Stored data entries
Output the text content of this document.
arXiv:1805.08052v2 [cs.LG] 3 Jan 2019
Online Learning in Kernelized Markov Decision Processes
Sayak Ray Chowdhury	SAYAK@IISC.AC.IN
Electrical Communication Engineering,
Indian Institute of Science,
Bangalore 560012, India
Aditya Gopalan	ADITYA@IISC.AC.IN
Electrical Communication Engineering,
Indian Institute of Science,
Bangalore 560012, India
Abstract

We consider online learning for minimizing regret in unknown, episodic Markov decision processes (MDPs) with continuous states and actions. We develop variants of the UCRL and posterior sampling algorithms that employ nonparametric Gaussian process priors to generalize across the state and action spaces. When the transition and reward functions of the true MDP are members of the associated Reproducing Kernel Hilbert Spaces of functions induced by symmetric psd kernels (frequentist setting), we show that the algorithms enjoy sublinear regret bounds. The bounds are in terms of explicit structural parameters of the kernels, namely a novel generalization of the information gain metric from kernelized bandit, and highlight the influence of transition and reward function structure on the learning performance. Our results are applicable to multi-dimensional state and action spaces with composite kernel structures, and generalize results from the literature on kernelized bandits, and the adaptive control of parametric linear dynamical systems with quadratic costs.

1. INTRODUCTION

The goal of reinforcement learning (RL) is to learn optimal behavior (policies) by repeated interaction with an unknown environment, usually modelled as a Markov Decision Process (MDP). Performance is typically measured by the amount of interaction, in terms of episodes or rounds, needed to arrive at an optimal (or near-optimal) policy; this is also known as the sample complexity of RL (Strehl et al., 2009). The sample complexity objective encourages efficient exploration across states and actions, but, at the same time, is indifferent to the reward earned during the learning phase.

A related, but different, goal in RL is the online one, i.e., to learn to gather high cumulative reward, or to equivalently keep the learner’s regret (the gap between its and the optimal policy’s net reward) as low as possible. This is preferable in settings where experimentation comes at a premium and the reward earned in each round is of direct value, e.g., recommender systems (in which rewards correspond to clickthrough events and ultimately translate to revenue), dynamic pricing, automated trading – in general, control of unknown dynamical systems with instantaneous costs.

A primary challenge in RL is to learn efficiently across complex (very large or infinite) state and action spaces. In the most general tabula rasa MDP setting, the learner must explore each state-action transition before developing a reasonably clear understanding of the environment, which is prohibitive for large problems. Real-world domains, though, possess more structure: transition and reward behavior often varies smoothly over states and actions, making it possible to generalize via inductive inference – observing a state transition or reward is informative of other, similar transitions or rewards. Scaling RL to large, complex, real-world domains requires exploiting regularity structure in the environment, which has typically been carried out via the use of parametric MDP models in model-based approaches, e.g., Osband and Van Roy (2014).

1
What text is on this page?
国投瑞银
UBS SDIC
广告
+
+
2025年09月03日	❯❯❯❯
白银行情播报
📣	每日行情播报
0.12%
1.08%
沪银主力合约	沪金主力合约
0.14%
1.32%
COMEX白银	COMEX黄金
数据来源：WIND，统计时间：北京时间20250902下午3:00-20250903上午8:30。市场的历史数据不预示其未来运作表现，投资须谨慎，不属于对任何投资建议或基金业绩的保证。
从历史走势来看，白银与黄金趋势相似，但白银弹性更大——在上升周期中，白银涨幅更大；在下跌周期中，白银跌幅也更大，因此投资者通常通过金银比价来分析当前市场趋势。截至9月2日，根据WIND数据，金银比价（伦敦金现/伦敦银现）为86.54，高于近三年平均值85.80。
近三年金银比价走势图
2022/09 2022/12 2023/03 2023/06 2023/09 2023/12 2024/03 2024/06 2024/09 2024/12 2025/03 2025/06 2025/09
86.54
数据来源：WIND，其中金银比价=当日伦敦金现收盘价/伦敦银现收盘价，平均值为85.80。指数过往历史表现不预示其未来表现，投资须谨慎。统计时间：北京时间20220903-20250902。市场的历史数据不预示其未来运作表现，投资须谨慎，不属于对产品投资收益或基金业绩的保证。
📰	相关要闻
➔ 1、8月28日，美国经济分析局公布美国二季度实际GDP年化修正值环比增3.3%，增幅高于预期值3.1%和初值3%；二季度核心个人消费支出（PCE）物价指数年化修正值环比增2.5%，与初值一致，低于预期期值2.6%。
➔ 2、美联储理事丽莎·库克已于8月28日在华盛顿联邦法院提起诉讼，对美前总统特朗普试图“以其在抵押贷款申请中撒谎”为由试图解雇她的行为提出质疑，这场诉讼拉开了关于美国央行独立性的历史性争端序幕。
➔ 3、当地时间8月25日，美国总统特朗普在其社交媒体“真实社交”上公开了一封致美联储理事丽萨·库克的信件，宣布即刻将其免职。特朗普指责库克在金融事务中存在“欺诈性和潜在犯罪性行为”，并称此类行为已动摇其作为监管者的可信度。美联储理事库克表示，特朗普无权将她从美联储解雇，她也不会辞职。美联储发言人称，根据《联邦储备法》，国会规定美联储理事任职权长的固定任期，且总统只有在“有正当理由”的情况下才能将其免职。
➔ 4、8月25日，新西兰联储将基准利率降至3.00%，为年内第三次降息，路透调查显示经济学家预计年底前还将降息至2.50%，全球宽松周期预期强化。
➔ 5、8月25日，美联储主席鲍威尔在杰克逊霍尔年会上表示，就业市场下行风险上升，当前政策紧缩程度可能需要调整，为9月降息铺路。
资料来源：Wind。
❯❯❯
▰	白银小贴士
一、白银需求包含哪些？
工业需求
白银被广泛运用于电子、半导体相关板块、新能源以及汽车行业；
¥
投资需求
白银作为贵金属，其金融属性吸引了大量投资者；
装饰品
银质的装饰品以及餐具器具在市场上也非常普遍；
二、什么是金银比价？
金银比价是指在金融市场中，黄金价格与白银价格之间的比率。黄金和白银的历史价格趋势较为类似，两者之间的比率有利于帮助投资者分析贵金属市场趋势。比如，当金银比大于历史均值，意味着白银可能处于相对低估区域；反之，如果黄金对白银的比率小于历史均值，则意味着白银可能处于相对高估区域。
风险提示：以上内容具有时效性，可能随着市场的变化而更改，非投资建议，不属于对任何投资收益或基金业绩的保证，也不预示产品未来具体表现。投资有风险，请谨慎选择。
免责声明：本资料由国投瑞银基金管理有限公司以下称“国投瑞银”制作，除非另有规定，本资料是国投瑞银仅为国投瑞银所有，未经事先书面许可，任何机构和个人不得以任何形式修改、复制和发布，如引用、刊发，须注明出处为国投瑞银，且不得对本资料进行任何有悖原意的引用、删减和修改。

→ **WRITTEN TASK**:
Extract all of the data shown above without alteration.

→ **RESPONSE BELOW**:
Output the text content of this document.
arXiv:1805.08052v2 [cs.LG] 3 Jan 2019
Online Learning in Kernelized Markov Decision Processes
Sayak Ray Chowdhury	SAYAK@IISC.AC.IN
Electrical Communication Engineering,
Indian Institute of Science,
Bangalore 560012, India
Aditya Gopalan	ADITYA@IISC.AC.IN
Electrical Communication Engineering,
Indian Institute of Science,
Bangalore 560012, India
Abstract

We consider online learning for minimizing regret in unknown, episodic Markov decision processes (MDPs) with continuous states and actions. We develop variants of the UCRL and posterior sampling algorithms that employ nonparametric Gaussian process priors to generalize across the state and action spaces. When the transition and reward functions of the true MDP are members of the associated Reproducing Kernel Hilbert Spaces of functions induced by symmetric psd kernels (frequentist setting), we show that the algorithms enjoy sublinear regret bounds. The bounds are in terms of explicit structural parameters of the kernels, namely a novel generalization of the information gain metric from kernelized bandit, and highlight the influence of transition and reward function structure on the learning performance. Our results are applicable to multi-dimensional state and action spaces with composite kernel structures, and generalize results from the literature on kernelized bandits, and the adaptive control of parametric linear dynamical systems with quadratic costs.

1. INTRODUCTION

The goal of reinforcement learning (RL) is to learn optimal behavior (policies) by repeated interaction with an unknown environment, usually modelled as a Markov Decision Process (MDP). Performance is typically measured by the amount of interaction, in terms of episodes or rounds, needed to arrive at an optimal (or near-optimal) policy; this is also known as the sample complexity of RL (Strehl et al., 2009). The sample complexity objective encourages efficient exploration across states and actions, but, at the same time, is indifferent to the reward earned during the learning phase.

A related, but different, goal in RL is the online one, i.e., to learn to gather high cumulative reward, or to equivalently keep the learner’s regret (the gap between its and the optimal policy’s net reward) as low as possible. This is preferable in settings where experimentation comes at a premium and the reward earned in each round is of direct value, e.g., recommender systems (in which rewards correspond to clickthrough events and ultimately translate to revenue), dynamic pricing, automated trading – in general, control of unknown dynamical systems with instantaneous costs.

A primary challenge in RL is to learn efficiently across complex (very large or infinite) state and action spaces. In the most general tabula rasa MDP setting, the learner must explore each state-action transition before developing a reasonably clear understanding of the environment, which is prohibitive for large problems. Real-world domains, though, possess more structure: transition and reward behavior often varies smoothly over states and actions, making it possible to generalize via inductive inference – observing a state transition or reward is informative of other, similar transitions or rewards. Scaling RL to large, complex, real-world domains requires exploiting regularity structure in the environment, which has typically been carried out via the use of parametric MDP models in model-based approaches, e.g., Osband and Van Roy (2014).

1
What text is on this page?
国投瑞银
UBS SDIC
广告
+
+
2025年09月03日	❯❯❯❯
白银行情播报
📣	每日行情播报
0.12%
1.08%
沪银主力合约	沪金主力合约
0.14%
1.32%
COMEX白银	COMEX黄金
数据来源：WIND，统计时间：北京时间20250902下午3:00-20250903上午8:30。市场的历史数据不预示其未来运作表现，投资须谨慎，不属于对任何投资建议或基金业绩的保证。
从历史走势来看，白银与黄金趋势相似，但白银弹性更大——在上升周期中，白银涨幅更大；在下跌周期中，白银跌幅也更大，因此投资者通常通过金银比价来分析当前市场趋势。截至9月2日，根据WIND数据，金银比价（伦敦金现/伦敦银现）为86.54，高于近三年平均值85.80。
近三年金银比价走势图
2022/09 2022/12 2023/03 2023/06 2023/09 2023/12 2024/03 2024/06 2024/09 2024/12 2025/03 2025/06 2025/09
86.54
数据来源：WIND，其中金银比价=当日伦敦金现收盘价/伦敦银现收盘价，平均值为85.80。指数过往历史表现不预示其未来表现，投资须谨慎。统计时间：北京时间20220903-20250902。市场的历史数据不预示其未来运作表现，投资须谨慎，不属于对产品投资收益或基金业绩的保证。
📰	相关要闻
➔ 1、8月28日，美国经济分析局公布美国二季度实际GDP年化修正值环比增3.3%，增幅高于预期值3.1%和初值3%；二季度核心个人消费支出（PCE）物价指数年化修正值环比增2.5%，与初值一致，低于预期期值2.6%。
➔ 2、美联储理事丽莎·库克已于8月28日在华盛顿联邦法院提起诉讼，对美前总统特朗普试图“以其在抵押贷款申请中撒谎”为由试图解雇她的行为提出质疑，这场诉讼拉开了关于美国央行独立性的历史性争端序幕。
➔ 3、当地时间8月25日，美国总统特朗普在其社交媒体“真实社交”上公开了一封致美联储理事丽萨·库克的信件，宣布即刻将其免职。特朗普指责库克在金融事务中存在“欺诈性和潜在犯罪性行为”，并称此类行为已动摇其作为监管者的可信度。美联储理事库克表示，特朗普无权将她从美联储解雇，她也不会辞职。美联储发言人称，根据《联邦储备法》，国会规定美联储理事任职权长的固定任期，且总统只有在“有正当理由”的情况下才能将其免职。
➔ 4、8月25日，新西兰联储将基准利率降至3.00%，为年内第三次降息，路透调查显示经济学家预计年底前还将降息至2.50%，全球宽松周期预期强化。
➔ 5、8月25日，美联储主席鲍威尔在杰克逊霍尔年会上表示，就业市场下行风险上升，当前政策紧缩程度可能需要调整，为9月降息铺路。
资料来源：Wind。
❯❯❯
▰	白银小贴士
一、白银需求包含哪些？
工业需求
白银被广泛运用于电子、半导体相关板块、新能源以及汽车行业；
¥
投资需求
白银作为贵金属，其金融属性吸引了大量投资者；
装饰品
银质的装饰品以及餐具器具在市场上也非常普遍；
二、什么是金银比价？
金银比价是指在金融市场中，黄金价格与白银价格之间的比率。黄金和白银的历史价格趋势较为类似，两者之间的比率有利于帮助投资者分析贵金属市场趋势。比如，当金银比大于历史均值，意味着白银可能处于相对低估区域；反之，如果黄金对白银的比率小于历史均值，则意味着白银可能处于相对高估区域。
风险提示：以上内容具有时效性，可能随着市场的变化而更改，非投资建议，不属于对任何投资收益或基金业绩的保证，也不预示产品未来具体表现。投资有风险，请谨慎选择。
免责声明：本资料由国投瑞银基金管理有限公司以下称“国投瑞银”制作，除非另有规定，本资料是国投瑞银仅为国投瑞银所有，未经事先书面许可，任何机构和个人不得以任何形式修改、复制和发布，如引用、刊发，须注明出处为国投瑞银，且不得对本资料进行任何有悖原意的引用、删减和修改。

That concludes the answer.